== WHAT IS EXPECTED ==
Look through the data below. Collect every line where the word "title" occurs.

# PROVIDED ENTRIES start

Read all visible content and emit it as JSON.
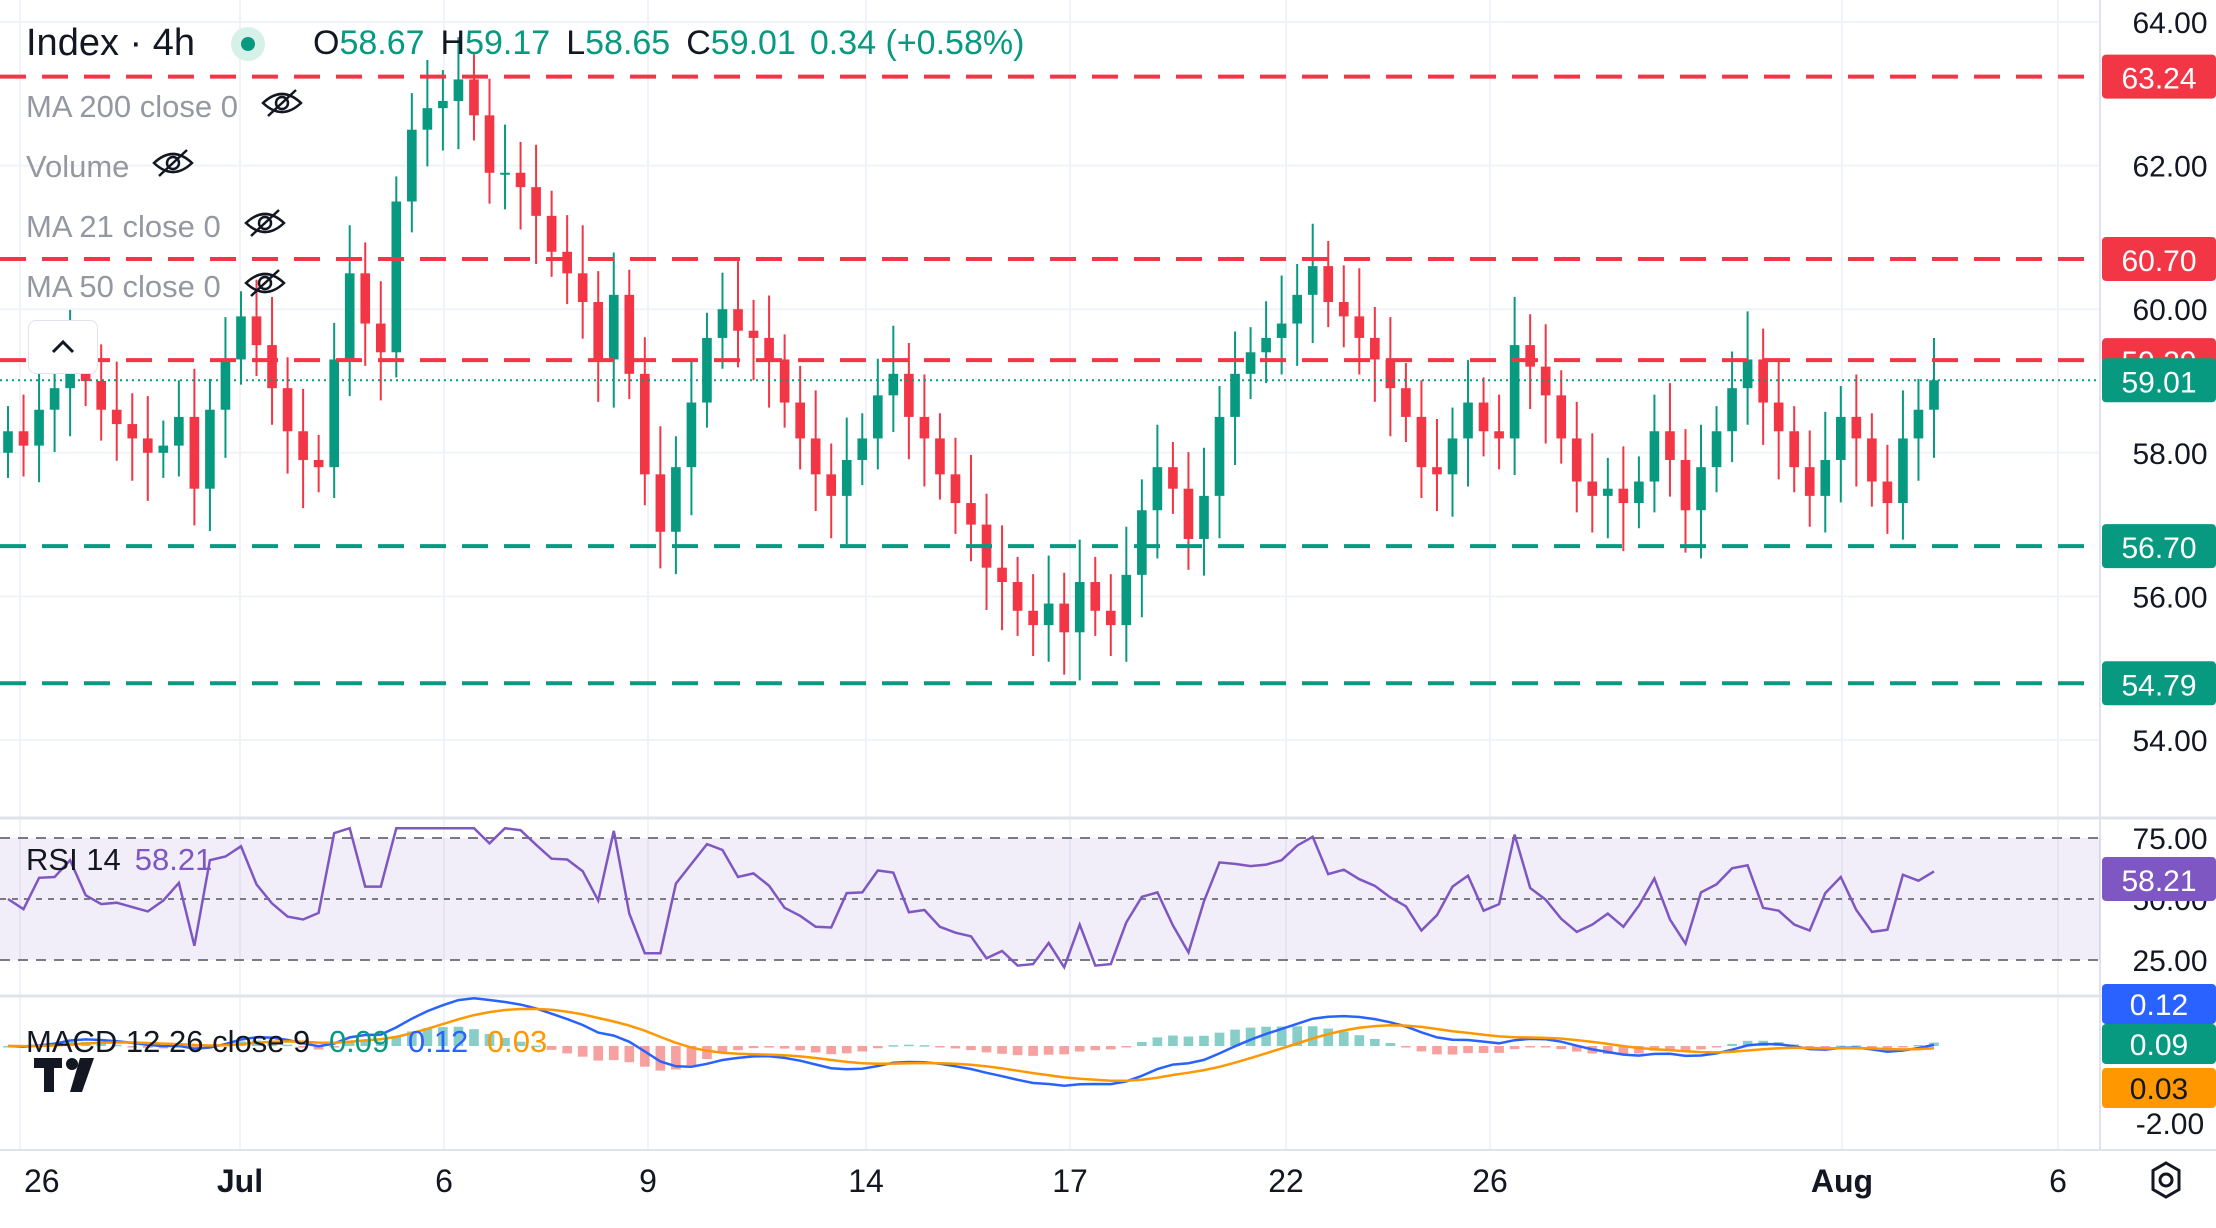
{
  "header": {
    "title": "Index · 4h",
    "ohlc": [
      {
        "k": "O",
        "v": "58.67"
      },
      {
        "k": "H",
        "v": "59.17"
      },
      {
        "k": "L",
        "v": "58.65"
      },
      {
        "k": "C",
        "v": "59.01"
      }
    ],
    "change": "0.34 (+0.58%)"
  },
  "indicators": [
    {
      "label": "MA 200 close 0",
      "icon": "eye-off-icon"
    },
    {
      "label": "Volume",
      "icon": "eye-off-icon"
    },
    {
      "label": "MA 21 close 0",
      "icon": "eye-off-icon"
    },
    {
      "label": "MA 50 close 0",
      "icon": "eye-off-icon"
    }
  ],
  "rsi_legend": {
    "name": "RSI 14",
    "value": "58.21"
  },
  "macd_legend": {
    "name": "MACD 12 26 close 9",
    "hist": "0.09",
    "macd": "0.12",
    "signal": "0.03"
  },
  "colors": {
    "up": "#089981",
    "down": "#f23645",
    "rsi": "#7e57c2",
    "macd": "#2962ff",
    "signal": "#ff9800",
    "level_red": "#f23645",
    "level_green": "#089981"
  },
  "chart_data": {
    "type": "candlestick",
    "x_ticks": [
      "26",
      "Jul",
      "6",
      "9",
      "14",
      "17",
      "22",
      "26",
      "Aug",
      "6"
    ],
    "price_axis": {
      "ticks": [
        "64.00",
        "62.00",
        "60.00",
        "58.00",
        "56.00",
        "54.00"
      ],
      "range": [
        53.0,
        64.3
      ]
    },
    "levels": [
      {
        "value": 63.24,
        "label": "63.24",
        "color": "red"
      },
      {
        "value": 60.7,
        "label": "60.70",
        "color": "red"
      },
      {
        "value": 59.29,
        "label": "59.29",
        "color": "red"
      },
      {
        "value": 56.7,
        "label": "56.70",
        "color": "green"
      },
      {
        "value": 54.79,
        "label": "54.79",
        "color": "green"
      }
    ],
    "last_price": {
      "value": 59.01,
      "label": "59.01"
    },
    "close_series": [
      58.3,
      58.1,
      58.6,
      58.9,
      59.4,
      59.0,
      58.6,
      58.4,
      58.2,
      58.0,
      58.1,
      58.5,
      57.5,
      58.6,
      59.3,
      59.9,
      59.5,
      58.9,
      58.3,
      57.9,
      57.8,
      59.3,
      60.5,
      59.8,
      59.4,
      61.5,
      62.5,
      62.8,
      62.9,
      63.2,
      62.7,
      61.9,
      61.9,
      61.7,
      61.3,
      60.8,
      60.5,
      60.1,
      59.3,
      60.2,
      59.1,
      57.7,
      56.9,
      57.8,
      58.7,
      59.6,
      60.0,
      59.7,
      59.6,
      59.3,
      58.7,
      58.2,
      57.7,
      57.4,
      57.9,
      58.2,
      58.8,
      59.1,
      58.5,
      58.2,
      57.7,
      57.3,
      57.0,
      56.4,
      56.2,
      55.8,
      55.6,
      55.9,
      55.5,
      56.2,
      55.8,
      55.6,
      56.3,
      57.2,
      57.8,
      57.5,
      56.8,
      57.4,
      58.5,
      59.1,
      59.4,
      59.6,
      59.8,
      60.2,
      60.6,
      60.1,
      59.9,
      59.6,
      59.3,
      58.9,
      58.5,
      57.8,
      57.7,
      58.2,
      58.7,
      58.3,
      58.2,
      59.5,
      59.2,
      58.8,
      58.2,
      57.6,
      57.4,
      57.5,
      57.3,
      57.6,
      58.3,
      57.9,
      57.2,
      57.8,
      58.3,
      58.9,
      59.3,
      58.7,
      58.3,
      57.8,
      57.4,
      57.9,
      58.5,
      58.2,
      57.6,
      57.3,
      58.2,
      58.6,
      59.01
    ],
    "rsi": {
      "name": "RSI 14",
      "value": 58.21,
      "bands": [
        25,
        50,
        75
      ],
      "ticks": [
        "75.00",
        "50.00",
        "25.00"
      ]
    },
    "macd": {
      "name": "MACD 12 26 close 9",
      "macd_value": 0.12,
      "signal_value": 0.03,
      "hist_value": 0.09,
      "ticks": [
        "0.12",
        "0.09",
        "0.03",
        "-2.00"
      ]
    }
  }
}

# PROVIDED ENTRIES end
# PROVIDED ENTRIES start

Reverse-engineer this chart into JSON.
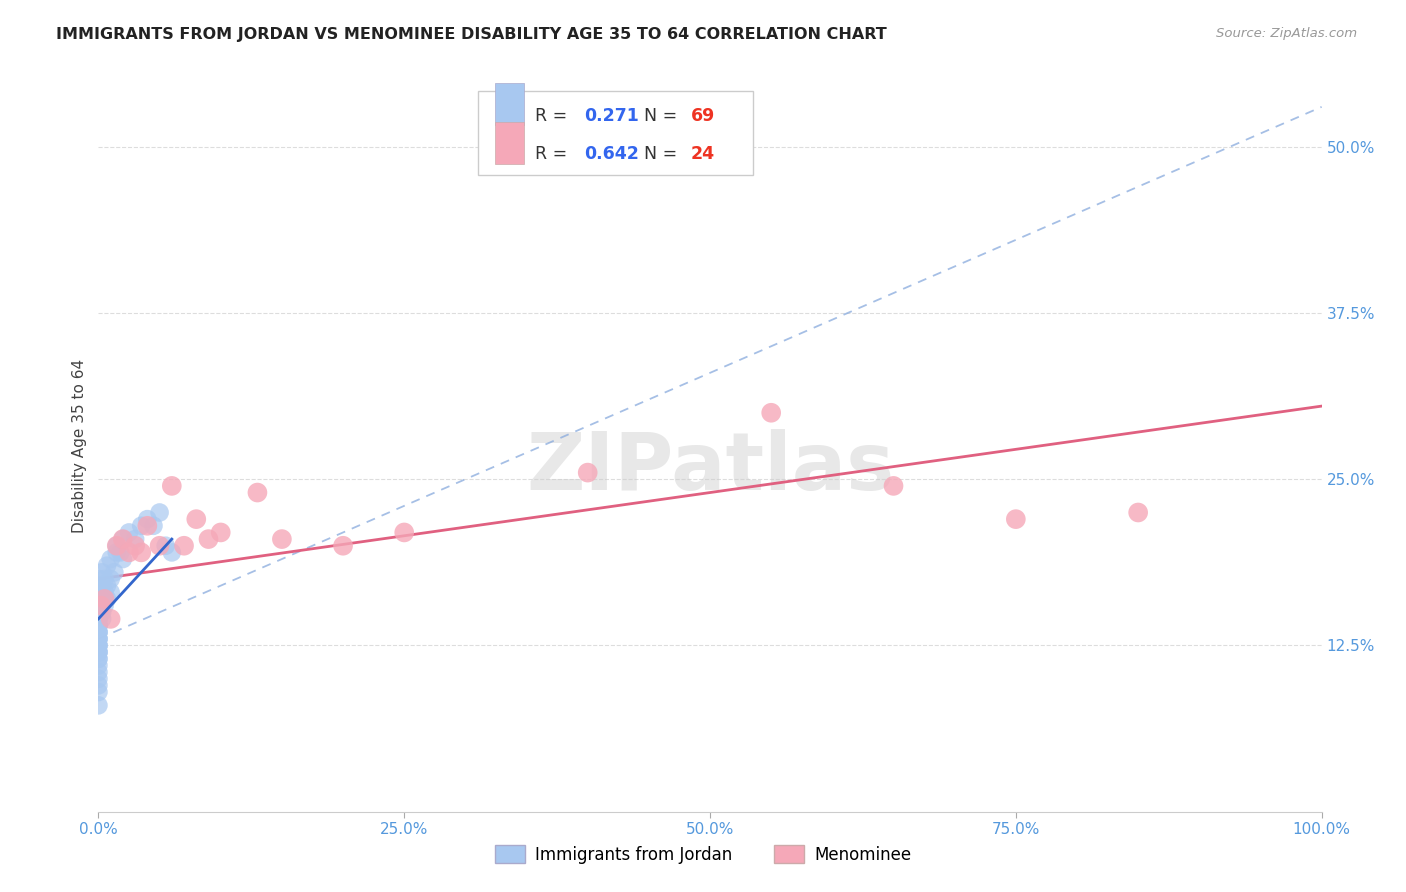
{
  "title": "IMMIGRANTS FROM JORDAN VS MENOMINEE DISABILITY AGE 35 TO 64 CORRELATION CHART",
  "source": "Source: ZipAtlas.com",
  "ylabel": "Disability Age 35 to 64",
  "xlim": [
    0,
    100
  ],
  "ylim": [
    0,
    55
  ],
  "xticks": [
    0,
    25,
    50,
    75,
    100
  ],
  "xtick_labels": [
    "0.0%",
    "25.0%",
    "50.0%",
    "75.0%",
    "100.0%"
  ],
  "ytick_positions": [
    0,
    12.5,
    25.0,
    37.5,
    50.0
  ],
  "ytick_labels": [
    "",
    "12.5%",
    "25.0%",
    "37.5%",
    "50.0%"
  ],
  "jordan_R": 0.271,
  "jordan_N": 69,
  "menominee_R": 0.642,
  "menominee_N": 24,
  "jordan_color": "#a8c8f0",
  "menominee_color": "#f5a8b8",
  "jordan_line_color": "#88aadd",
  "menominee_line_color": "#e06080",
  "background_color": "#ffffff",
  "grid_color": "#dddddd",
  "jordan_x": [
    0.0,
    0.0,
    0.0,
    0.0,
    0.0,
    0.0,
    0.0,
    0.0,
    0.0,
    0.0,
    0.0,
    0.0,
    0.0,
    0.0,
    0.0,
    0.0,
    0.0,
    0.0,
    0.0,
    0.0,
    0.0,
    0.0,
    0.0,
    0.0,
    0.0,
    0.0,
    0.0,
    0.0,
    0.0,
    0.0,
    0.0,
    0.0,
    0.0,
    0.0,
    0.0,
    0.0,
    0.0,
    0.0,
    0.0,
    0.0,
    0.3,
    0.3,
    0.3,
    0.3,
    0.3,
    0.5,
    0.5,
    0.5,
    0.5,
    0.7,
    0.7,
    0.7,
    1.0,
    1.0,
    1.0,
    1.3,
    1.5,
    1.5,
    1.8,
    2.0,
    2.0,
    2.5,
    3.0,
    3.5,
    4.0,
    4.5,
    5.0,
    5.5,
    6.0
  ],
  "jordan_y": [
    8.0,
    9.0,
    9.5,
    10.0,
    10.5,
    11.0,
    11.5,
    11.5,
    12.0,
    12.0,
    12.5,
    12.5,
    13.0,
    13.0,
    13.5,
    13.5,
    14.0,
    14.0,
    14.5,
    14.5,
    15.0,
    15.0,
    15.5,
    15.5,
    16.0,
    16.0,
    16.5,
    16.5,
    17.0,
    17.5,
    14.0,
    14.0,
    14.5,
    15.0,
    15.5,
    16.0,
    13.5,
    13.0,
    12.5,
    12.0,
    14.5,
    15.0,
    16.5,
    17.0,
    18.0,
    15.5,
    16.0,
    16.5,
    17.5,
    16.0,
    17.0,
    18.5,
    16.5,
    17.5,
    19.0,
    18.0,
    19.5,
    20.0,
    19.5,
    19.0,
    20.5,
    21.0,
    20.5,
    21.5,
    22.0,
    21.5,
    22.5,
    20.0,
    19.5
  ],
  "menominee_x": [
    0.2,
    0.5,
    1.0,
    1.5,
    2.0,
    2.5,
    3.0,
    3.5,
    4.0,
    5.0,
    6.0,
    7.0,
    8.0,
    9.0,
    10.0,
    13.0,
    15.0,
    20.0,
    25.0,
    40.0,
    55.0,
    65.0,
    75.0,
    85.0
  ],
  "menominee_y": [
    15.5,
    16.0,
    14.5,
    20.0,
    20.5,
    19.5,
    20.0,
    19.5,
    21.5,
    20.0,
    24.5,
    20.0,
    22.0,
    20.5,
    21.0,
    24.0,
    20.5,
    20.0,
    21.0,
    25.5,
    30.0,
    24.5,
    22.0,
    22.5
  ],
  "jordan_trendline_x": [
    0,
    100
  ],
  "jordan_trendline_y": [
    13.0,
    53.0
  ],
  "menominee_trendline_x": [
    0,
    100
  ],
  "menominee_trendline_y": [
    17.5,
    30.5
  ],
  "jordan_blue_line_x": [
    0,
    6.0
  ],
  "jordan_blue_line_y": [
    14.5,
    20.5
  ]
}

# PROVIDED ENTRIES end
# PROVIDED ENTRIES start

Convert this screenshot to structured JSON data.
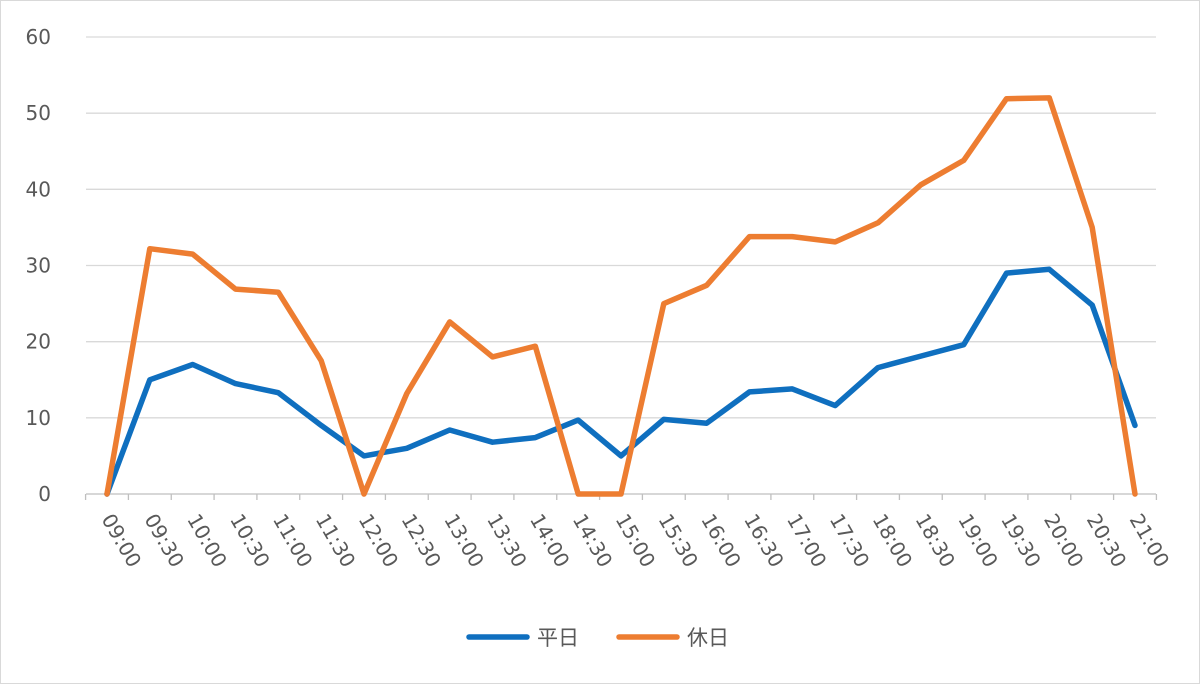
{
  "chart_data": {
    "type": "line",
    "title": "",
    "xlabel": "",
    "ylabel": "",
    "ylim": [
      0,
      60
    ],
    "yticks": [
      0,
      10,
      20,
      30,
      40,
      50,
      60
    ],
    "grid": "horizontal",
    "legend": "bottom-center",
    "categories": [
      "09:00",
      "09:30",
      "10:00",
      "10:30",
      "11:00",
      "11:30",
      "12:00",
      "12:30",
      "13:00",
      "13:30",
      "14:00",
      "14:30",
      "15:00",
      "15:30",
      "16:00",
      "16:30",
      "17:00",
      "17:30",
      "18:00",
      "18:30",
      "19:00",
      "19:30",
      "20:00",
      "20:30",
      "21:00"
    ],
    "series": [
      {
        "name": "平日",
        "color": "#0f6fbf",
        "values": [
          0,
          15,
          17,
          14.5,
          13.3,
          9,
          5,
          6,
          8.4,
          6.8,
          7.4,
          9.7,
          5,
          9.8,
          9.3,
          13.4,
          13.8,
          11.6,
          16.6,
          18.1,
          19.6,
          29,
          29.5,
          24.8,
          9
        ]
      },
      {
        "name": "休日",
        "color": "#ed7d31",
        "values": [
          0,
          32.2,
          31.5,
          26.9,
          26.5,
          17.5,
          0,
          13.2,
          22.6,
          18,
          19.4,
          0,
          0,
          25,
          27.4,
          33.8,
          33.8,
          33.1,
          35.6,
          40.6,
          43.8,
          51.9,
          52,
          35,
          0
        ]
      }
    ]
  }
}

# PROVIDED ENTRIES end

== SOLUTION FOR THIS EXERCISE ==
    "title": "Index · 4h",
  "title": "IMMIGRANTS FROM JORDAN VS MENOMINEE DISABILITY AGE 35 TO 64 CORRELATION CHART",
    "title": "",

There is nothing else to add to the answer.